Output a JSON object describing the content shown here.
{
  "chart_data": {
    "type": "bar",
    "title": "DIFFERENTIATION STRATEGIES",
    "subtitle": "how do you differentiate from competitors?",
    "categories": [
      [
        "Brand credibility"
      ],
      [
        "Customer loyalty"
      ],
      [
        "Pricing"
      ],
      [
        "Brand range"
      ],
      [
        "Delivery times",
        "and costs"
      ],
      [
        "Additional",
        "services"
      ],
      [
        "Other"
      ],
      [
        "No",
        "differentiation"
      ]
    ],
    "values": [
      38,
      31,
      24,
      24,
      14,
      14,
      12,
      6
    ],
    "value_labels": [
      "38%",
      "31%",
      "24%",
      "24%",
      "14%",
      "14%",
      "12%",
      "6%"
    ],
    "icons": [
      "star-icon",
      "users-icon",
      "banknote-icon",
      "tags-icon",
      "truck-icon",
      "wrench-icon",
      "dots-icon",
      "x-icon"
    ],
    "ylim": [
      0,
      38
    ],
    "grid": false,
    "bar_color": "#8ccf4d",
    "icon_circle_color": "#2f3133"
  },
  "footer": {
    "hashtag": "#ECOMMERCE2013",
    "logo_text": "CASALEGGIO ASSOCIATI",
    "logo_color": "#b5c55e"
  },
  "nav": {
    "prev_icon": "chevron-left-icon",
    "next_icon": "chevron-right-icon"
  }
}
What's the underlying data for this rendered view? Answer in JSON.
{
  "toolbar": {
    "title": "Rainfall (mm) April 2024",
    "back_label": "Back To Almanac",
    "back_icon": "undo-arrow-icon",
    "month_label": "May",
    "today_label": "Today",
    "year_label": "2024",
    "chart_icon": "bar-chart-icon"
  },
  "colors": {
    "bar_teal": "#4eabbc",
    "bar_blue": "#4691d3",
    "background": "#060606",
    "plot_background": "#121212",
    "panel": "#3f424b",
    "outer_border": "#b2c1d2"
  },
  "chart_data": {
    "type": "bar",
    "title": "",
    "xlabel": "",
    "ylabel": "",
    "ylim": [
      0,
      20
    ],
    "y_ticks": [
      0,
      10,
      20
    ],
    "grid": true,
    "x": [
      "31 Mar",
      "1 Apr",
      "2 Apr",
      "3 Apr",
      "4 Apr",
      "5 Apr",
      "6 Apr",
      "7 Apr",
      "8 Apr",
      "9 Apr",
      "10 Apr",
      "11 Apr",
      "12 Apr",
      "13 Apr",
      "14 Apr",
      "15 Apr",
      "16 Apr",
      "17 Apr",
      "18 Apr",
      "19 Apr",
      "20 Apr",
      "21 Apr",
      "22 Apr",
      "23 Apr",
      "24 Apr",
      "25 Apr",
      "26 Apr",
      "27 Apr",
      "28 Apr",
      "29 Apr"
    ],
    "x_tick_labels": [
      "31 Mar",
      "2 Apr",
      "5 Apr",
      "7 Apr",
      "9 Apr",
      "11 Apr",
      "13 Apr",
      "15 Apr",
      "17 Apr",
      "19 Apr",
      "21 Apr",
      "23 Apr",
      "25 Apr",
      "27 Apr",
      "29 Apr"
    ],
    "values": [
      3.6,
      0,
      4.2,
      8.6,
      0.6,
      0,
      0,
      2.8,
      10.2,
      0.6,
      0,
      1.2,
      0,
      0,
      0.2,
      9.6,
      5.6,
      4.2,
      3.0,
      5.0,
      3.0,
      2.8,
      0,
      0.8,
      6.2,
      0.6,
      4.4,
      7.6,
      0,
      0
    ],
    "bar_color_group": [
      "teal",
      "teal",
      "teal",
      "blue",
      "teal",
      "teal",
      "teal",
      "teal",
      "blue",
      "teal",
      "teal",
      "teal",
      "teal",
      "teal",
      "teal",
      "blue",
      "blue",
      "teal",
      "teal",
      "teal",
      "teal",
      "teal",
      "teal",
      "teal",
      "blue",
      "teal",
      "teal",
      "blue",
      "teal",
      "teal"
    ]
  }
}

## The task:
From the material above, copy each line that includes the word "JSON".

## Exercise response:
Output a JSON object describing the content shown here.
What's the underlying data for this rendered view? Answer in JSON.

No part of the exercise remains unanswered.